## Input data
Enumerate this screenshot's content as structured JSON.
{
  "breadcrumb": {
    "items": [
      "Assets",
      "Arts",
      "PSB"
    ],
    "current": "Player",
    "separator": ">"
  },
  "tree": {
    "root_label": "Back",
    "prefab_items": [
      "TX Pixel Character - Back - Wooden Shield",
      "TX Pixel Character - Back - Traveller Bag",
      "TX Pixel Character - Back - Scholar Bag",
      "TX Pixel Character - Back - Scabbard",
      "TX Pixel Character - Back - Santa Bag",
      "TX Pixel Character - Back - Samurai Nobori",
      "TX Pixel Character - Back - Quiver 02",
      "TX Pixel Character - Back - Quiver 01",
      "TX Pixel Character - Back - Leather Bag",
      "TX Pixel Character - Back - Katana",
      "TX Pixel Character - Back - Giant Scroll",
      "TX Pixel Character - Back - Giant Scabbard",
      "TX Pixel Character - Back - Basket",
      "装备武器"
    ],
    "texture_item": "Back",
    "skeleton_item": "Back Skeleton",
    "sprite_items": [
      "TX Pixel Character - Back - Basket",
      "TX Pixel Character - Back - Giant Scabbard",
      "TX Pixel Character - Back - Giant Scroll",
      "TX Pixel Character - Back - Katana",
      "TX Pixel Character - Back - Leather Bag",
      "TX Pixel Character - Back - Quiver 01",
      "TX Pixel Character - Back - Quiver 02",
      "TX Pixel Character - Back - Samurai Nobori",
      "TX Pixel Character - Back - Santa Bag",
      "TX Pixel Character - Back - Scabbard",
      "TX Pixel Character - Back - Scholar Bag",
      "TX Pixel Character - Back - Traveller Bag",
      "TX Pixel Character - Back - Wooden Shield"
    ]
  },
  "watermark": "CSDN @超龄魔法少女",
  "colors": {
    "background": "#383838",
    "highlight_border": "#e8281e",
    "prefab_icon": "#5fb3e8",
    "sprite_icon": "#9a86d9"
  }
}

## Exercise requirements
Copy out each line exactly.

## Result of the task
Enumerate this screenshot's content as structured JSON.
{
  "breadcrumb": {
    "items": [
      "Assets",
      "Arts",
      "PSB"
    ],
    "current": "Player",
    "separator": ">"
  },
  "tree": {
    "root_label": "Back",
    "prefab_items": [
      "TX Pixel Character - Back - Wooden Shield",
      "TX Pixel Character - Back - Traveller Bag",
      "TX Pixel Character - Back - Scholar Bag",
      "TX Pixel Character - Back - Scabbard",
      "TX Pixel Character - Back - Santa Bag",
      "TX Pixel Character - Back - Samurai Nobori",
      "TX Pixel Character - Back - Quiver 02",
      "TX Pixel Character - Back - Quiver 01",
      "TX Pixel Character - Back - Leather Bag",
      "TX Pixel Character - Back - Katana",
      "TX Pixel Character - Back - Giant Scroll",
      "TX Pixel Character - Back - Giant Scabbard",
      "TX Pixel Character - Back - Basket",
      "装备武器"
    ],
    "texture_item": "Back",
    "skeleton_item": "Back Skeleton",
    "sprite_items": [
      "TX Pixel Character - Back - Basket",
      "TX Pixel Character - Back - Giant Scabbard",
      "TX Pixel Character - Back - Giant Scroll",
      "TX Pixel Character - Back - Katana",
      "TX Pixel Character - Back - Leather Bag",
      "TX Pixel Character - Back - Quiver 01",
      "TX Pixel Character - Back - Quiver 02",
      "TX Pixel Character - Back - Samurai Nobori",
      "TX Pixel Character - Back - Santa Bag",
      "TX Pixel Character - Back - Scabbard",
      "TX Pixel Character - Back - Scholar Bag",
      "TX Pixel Character - Back - Traveller Bag",
      "TX Pixel Character - Back - Wooden Shield"
    ]
  },
  "watermark": "CSDN @超龄魔法少女",
  "colors": {
    "background": "#383838",
    "highlight_border": "#e8281e",
    "prefab_icon": "#5fb3e8",
    "sprite_icon": "#9a86d9"
  }
}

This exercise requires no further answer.